*GIVEN TASK*
Pull every line of the records below into your answer without changing a character, and leave out the pictures.

*DATA FOR PROCESSING*
• • • • •

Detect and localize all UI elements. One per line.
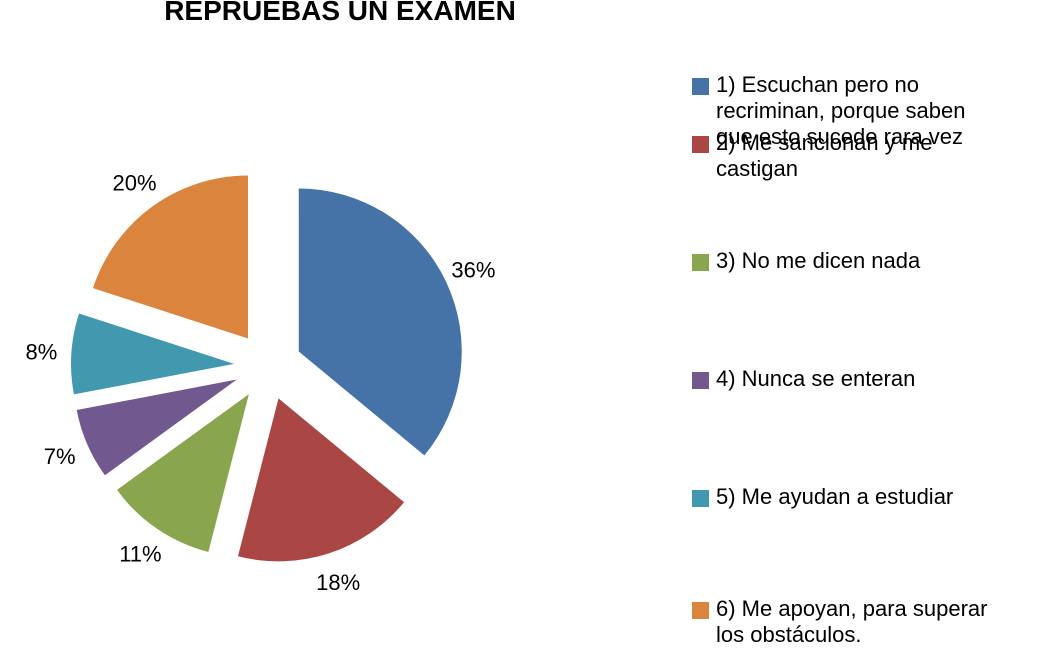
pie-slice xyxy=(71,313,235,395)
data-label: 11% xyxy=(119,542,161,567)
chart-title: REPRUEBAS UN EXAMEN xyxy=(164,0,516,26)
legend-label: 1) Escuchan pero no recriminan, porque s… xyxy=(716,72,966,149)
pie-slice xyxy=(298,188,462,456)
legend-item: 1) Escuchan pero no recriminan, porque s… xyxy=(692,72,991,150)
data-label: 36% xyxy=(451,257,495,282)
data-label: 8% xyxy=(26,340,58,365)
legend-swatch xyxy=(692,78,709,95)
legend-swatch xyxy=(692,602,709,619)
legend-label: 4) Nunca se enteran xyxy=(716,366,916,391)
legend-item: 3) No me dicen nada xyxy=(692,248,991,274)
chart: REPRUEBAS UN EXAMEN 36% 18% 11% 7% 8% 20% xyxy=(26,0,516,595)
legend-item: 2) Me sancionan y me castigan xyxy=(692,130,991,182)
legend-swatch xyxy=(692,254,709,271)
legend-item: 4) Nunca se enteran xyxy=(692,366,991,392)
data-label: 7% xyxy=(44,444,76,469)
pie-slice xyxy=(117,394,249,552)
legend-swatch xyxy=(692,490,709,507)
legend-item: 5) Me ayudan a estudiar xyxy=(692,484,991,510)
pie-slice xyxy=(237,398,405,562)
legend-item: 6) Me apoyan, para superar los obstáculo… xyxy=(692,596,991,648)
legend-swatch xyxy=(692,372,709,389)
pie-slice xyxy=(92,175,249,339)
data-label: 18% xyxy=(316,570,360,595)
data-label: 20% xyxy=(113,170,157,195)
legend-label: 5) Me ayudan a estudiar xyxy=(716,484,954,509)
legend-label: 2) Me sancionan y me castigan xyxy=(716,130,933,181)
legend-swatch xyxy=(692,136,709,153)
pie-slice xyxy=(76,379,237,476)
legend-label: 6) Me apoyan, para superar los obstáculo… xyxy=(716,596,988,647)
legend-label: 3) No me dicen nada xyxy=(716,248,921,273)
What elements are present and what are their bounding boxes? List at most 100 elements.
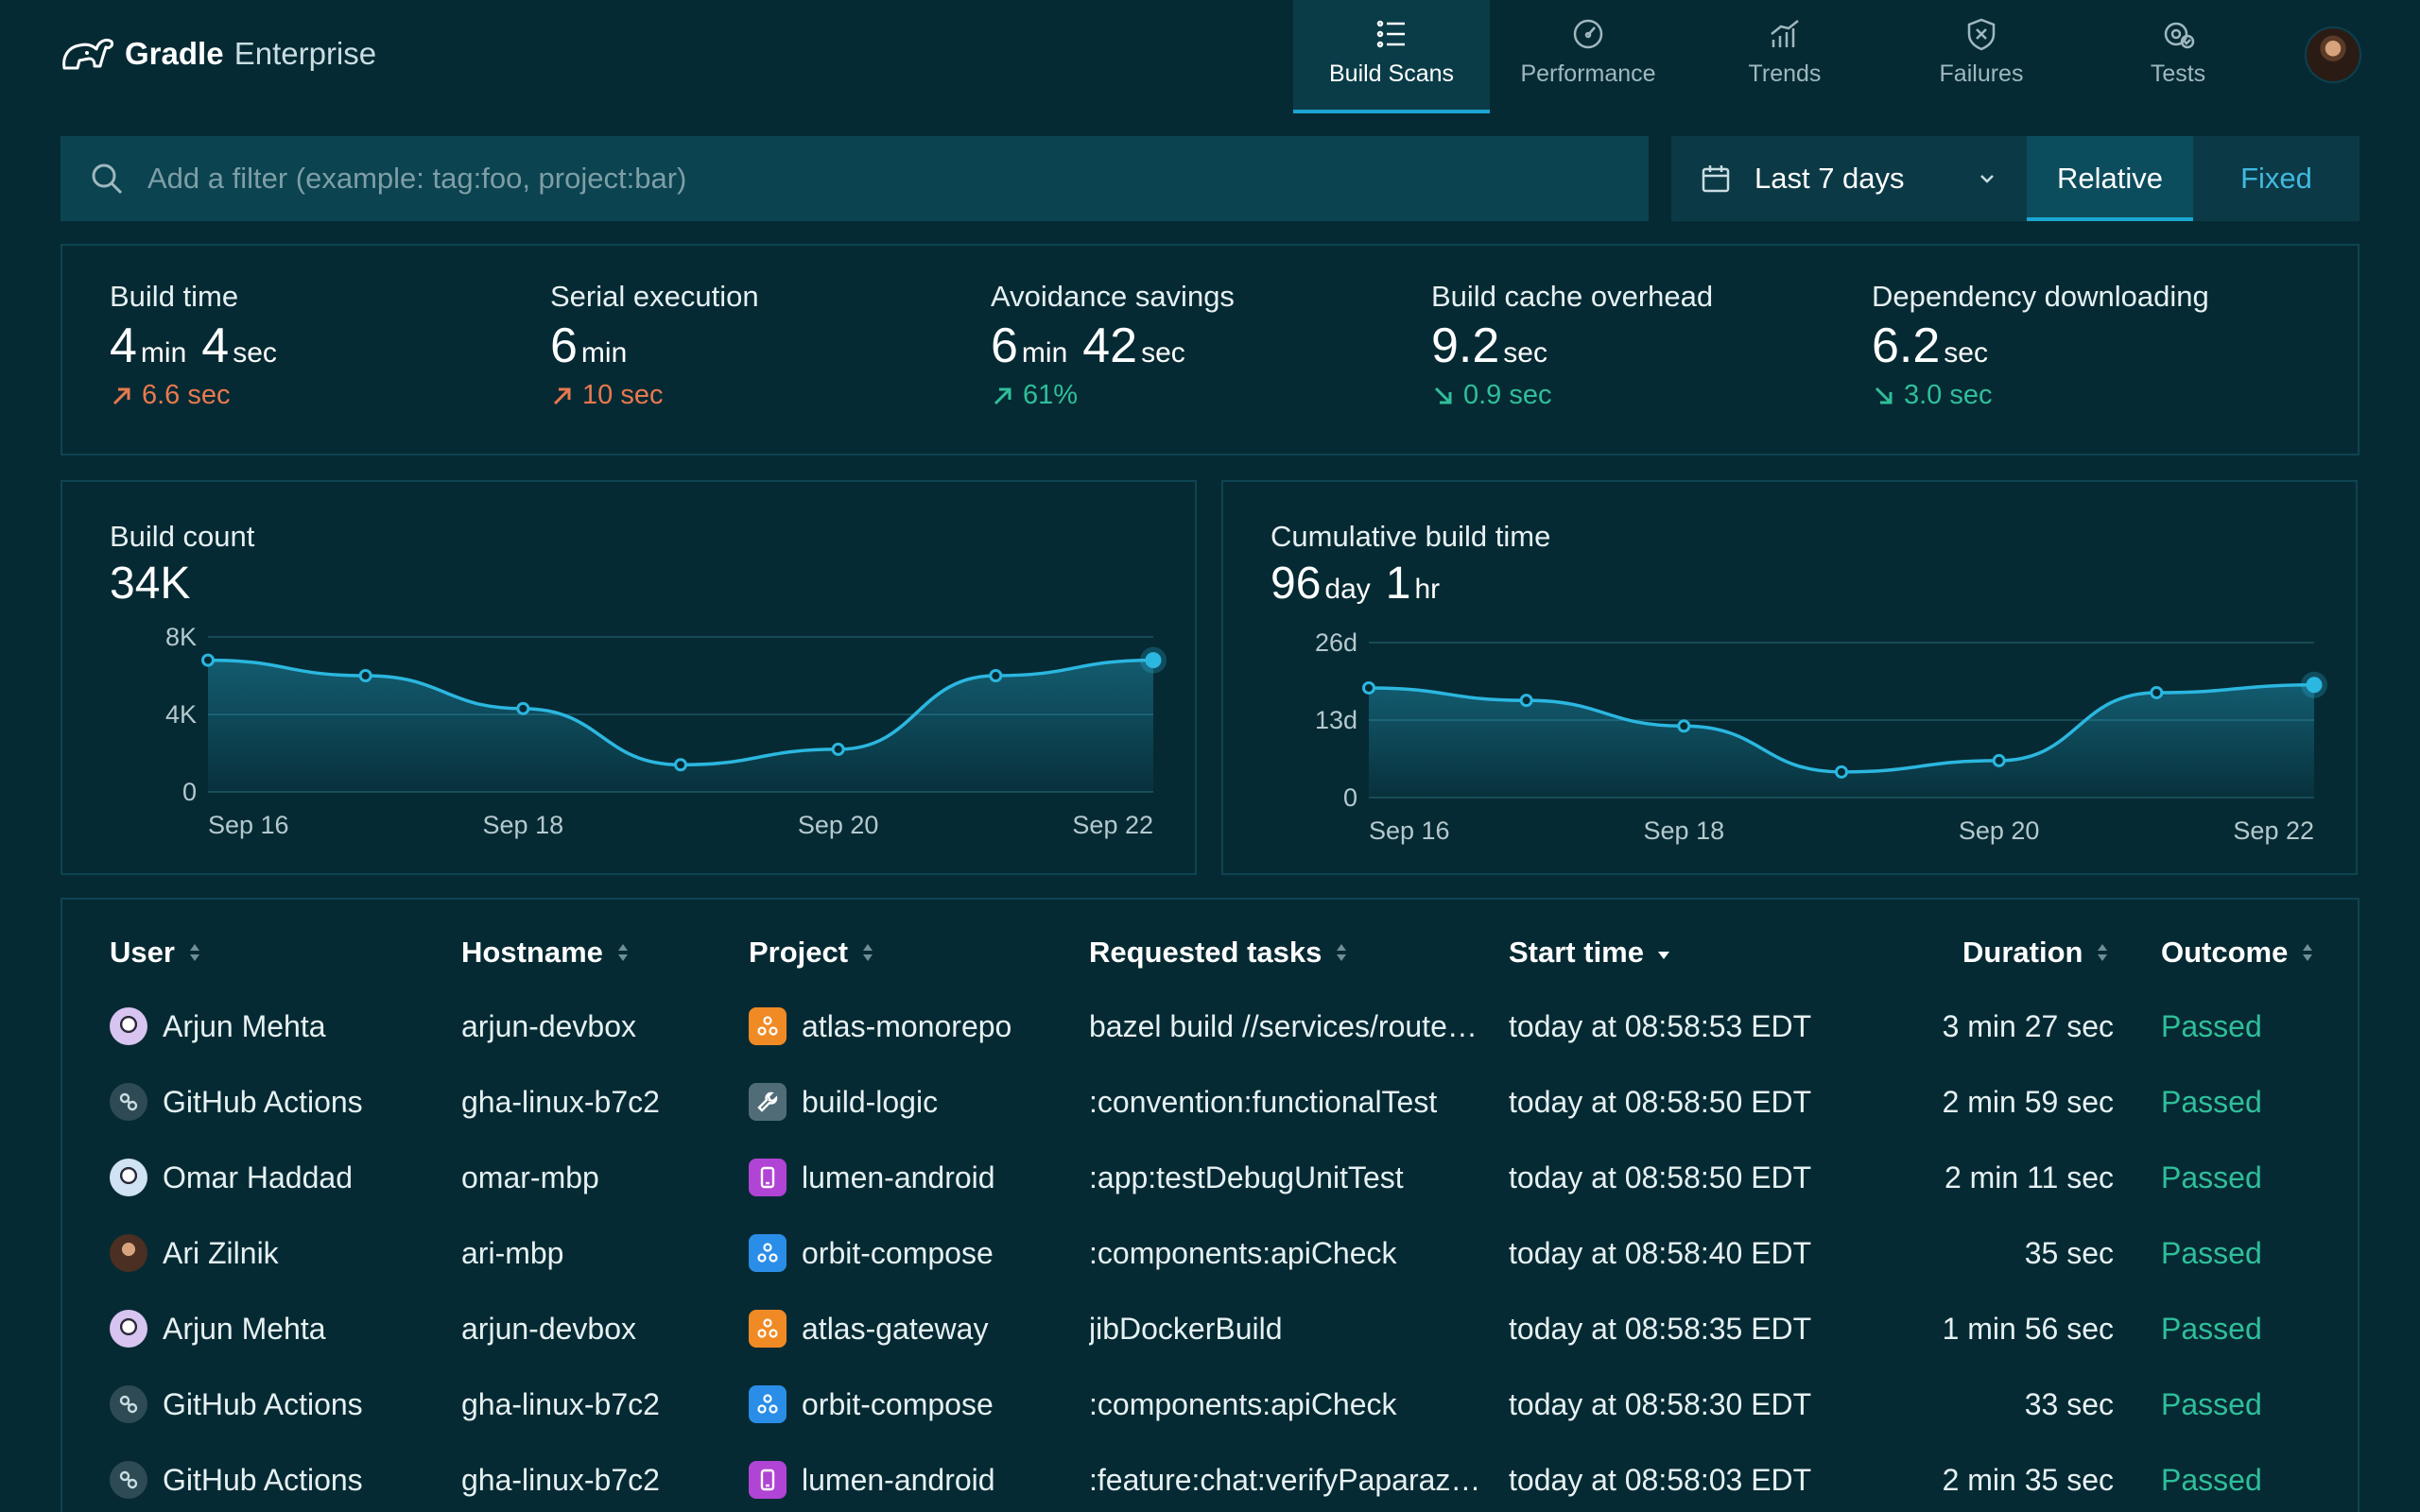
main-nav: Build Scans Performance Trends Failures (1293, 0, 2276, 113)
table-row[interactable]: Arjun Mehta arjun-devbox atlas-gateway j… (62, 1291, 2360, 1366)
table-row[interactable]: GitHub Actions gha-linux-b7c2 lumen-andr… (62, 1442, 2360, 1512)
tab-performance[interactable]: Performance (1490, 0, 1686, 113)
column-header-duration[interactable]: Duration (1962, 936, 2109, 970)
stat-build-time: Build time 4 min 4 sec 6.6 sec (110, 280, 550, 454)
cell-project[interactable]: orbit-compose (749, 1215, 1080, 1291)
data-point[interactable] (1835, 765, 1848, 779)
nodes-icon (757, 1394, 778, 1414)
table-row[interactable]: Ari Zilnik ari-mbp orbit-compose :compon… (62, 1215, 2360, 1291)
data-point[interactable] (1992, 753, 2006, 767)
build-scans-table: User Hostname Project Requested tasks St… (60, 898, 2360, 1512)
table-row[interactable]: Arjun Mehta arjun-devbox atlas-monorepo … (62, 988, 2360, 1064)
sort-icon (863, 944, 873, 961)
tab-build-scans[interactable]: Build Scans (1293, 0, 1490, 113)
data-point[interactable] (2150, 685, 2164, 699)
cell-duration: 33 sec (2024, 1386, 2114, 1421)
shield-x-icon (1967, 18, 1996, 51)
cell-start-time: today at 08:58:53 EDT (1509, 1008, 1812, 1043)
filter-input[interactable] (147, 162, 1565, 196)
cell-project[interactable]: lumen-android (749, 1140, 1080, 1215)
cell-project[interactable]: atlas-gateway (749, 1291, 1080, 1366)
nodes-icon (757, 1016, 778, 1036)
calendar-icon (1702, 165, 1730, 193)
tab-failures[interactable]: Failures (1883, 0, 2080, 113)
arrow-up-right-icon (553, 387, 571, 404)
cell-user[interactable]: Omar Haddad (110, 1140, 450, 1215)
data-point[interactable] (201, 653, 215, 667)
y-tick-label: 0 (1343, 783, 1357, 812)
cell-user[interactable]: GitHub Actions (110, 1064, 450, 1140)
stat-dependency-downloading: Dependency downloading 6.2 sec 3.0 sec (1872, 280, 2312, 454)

• • • • •

*WRITTEN RESPONSE*
Detect and localize all UI elements. One per line.
pie-slice xyxy=(71,313,235,395)
data-label: 11% xyxy=(119,542,161,567)
chart-title: REPRUEBAS UN EXAMEN xyxy=(164,0,516,26)
legend-label: 1) Escuchan pero no recriminan, porque s… xyxy=(716,72,966,149)
pie-slice xyxy=(298,188,462,456)
legend-item: 1) Escuchan pero no recriminan, porque s… xyxy=(692,72,991,150)
data-label: 36% xyxy=(451,257,495,282)
data-label: 8% xyxy=(26,340,58,365)
legend-swatch xyxy=(692,78,709,95)
legend-swatch xyxy=(692,602,709,619)
legend-label: 4) Nunca se enteran xyxy=(716,366,916,391)
legend-item: 3) No me dicen nada xyxy=(692,248,991,274)
chart: REPRUEBAS UN EXAMEN 36% 18% 11% 7% 8% 20% xyxy=(26,0,516,595)
legend-item: 2) Me sancionan y me castigan xyxy=(692,130,991,182)
legend-swatch xyxy=(692,254,709,271)
legend-item: 4) Nunca se enteran xyxy=(692,366,991,392)
data-label: 7% xyxy=(44,444,76,469)
pie-slice xyxy=(117,394,249,552)
legend-swatch xyxy=(692,490,709,507)
legend-item: 5) Me ayudan a estudiar xyxy=(692,484,991,510)
pie-slice xyxy=(237,398,405,562)
legend-item: 6) Me apoyan, para superar los obstáculo… xyxy=(692,596,991,648)
legend-swatch xyxy=(692,372,709,389)
pie-slice xyxy=(92,175,249,339)
data-label: 18% xyxy=(316,570,360,595)
data-label: 20% xyxy=(113,170,157,195)
legend-label: 5) Me ayudan a estudiar xyxy=(716,484,954,509)
legend-label: 2) Me sancionan y me castigan xyxy=(716,130,933,181)
legend-swatch xyxy=(692,136,709,153)
pie-slice xyxy=(76,379,237,476)
legend-label: 6) Me apoyan, para superar los obstáculo… xyxy=(716,596,988,647)
legend-label: 3) No me dicen nada xyxy=(716,248,921,273)
What elements are present and what are their bounding boxes? List at most 100 elements.
main-nav: Build Scans Performance Trends Failures (1293, 0, 2276, 113)
table-row[interactable]: Arjun Mehta arjun-devbox atlas-gateway j… (62, 1291, 2360, 1366)
table-row[interactable]: GitHub Actions gha-linux-b7c2 lumen-andr… (62, 1442, 2360, 1512)
tab-performance[interactable]: Performance (1490, 0, 1686, 113)
column-header-duration[interactable]: Duration (1962, 936, 2109, 970)
stat-build-time: Build time 4 min 4 sec 6.6 sec (110, 280, 550, 454)
cell-project[interactable]: orbit-compose (749, 1215, 1080, 1291)
data-point[interactable] (1835, 765, 1848, 779)
nodes-icon (757, 1394, 778, 1414)
table-row[interactable]: Ari Zilnik ari-mbp orbit-compose :compon… (62, 1215, 2360, 1291)
data-point[interactable] (1992, 753, 2006, 767)
build-scans-table: User Hostname Project Requested tasks St… (60, 898, 2360, 1512)
table-row[interactable]: Arjun Mehta arjun-devbox atlas-monorepo … (62, 988, 2360, 1064)
sort-icon (863, 944, 873, 961)
tab-build-scans[interactable]: Build Scans (1293, 0, 1490, 113)
data-point[interactable] (2150, 685, 2164, 699)
cell-duration: 33 sec (2024, 1386, 2114, 1421)
shield-x-icon (1967, 18, 1996, 51)
cell-start-time: today at 08:58:53 EDT (1509, 1008, 1812, 1043)
filter-input[interactable] (147, 162, 1565, 196)
cell-project[interactable]: lumen-android (749, 1140, 1080, 1215)
cell-project[interactable]: atlas-gateway (749, 1291, 1080, 1366)
nodes-icon (757, 1016, 778, 1036)
calendar-icon (1702, 165, 1730, 193)
tab-failures[interactable]: Failures (1883, 0, 2080, 113)
arrow-up-right-icon (553, 387, 571, 404)
cell-user[interactable]: Omar Haddad (110, 1140, 450, 1215)
data-point[interactable] (201, 653, 215, 667)
y-tick-label: 0 (1343, 783, 1357, 812)
cell-user[interactable]: GitHub Actions (110, 1064, 450, 1140)
stat-dependency-downloading: Dependency downloading 6.2 sec 3.0 sec (1872, 280, 2312, 454)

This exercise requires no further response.